What you will do:
Wherever the string "Willughby" appears in a line, extract that line.

Records supplied:
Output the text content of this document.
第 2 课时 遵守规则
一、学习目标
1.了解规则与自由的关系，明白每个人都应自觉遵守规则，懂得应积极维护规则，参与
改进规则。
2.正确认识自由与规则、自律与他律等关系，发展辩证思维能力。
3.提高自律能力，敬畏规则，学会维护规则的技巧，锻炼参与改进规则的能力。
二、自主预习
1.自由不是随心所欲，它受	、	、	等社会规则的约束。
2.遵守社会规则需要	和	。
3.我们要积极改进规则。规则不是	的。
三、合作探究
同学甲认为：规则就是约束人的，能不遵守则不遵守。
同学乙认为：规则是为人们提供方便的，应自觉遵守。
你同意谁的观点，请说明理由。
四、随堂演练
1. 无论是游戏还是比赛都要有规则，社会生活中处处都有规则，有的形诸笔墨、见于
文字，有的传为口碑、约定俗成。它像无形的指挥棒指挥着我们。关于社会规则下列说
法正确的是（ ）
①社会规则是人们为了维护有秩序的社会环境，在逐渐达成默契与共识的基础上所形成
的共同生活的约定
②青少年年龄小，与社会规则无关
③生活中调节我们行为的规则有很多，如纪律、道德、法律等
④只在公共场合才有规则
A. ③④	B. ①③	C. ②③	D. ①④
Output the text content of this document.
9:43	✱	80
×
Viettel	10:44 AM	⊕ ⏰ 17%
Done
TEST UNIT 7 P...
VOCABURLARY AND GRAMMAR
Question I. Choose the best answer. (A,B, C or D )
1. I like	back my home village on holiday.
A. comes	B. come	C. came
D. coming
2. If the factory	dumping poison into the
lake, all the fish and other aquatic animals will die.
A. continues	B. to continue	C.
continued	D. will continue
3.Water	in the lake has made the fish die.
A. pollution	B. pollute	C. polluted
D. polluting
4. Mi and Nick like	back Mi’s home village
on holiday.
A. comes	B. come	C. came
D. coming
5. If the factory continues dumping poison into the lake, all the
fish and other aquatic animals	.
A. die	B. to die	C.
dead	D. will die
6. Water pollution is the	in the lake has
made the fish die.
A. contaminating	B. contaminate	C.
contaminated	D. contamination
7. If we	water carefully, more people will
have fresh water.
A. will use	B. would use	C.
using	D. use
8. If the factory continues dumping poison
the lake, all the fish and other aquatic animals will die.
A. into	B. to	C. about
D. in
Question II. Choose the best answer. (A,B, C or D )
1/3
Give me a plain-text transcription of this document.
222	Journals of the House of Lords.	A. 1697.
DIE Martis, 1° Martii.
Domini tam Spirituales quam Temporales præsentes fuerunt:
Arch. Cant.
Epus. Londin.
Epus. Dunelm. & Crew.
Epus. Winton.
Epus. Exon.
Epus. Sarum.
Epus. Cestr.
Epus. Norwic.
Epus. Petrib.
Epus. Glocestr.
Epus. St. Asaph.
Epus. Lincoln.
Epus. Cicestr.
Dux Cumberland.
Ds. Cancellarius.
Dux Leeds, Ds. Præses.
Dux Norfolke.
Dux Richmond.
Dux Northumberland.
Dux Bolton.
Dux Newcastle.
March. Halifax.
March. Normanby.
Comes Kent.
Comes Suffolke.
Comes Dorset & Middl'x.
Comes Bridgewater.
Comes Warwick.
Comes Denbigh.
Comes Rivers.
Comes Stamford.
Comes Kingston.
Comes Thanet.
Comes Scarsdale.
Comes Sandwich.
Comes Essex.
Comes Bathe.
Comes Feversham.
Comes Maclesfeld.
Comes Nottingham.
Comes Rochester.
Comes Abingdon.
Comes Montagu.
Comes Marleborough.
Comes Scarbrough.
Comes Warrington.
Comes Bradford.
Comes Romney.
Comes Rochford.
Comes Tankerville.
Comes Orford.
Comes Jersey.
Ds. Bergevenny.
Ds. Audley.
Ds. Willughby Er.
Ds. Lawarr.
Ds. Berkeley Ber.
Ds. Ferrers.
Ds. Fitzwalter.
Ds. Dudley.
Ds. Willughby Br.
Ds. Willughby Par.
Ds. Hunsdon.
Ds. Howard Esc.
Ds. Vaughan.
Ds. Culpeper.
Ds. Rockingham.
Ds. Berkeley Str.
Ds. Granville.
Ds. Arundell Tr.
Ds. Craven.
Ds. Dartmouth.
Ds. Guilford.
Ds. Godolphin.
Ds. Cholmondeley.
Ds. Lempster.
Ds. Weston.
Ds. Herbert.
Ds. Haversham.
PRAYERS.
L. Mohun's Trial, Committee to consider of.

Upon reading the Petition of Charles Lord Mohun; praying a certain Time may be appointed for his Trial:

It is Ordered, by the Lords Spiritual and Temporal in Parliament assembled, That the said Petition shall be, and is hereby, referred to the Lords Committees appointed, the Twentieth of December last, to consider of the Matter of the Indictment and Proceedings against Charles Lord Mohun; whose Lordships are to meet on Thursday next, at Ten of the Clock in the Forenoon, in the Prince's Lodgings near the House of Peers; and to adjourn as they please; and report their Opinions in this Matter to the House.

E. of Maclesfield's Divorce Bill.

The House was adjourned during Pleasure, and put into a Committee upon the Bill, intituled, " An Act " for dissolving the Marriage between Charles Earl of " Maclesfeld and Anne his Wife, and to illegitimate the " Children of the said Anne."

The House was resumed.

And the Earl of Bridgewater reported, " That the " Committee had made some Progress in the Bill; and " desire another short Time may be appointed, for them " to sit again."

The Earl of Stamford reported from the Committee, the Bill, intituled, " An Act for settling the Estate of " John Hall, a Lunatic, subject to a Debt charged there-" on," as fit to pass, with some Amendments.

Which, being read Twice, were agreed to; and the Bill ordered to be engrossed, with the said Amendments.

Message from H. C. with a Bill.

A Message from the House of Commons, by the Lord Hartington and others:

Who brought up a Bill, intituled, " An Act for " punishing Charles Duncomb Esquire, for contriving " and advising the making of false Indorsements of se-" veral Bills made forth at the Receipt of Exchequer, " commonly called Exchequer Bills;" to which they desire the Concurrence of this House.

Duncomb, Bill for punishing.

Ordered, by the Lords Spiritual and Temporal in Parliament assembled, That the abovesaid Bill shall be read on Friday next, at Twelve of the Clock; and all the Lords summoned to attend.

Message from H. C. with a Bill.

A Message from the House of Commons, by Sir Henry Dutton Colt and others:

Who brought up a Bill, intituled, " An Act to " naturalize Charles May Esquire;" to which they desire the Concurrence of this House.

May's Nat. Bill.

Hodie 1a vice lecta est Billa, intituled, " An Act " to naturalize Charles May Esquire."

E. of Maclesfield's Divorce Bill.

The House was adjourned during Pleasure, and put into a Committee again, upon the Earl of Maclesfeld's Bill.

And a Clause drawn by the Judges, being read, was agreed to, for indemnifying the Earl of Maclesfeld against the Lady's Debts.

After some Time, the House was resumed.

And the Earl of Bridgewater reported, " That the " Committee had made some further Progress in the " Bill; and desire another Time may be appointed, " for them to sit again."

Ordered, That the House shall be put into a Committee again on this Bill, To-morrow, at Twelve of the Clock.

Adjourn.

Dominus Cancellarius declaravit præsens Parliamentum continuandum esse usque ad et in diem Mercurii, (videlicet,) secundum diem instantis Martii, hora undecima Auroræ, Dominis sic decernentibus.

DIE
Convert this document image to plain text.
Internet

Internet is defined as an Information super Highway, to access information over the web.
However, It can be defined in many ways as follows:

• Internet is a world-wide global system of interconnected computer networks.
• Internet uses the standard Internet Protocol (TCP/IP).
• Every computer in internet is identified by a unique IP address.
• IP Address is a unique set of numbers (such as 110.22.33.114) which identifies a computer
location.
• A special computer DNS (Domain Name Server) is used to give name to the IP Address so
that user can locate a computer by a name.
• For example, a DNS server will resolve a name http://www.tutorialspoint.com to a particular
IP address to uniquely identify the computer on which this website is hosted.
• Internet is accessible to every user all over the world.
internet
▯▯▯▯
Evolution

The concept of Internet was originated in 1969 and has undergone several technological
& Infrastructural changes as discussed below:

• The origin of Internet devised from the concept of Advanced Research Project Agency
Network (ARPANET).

Worked answer:
Ds. Willughby Er.
Ds. Willughby Br.
Ds. Willughby Par.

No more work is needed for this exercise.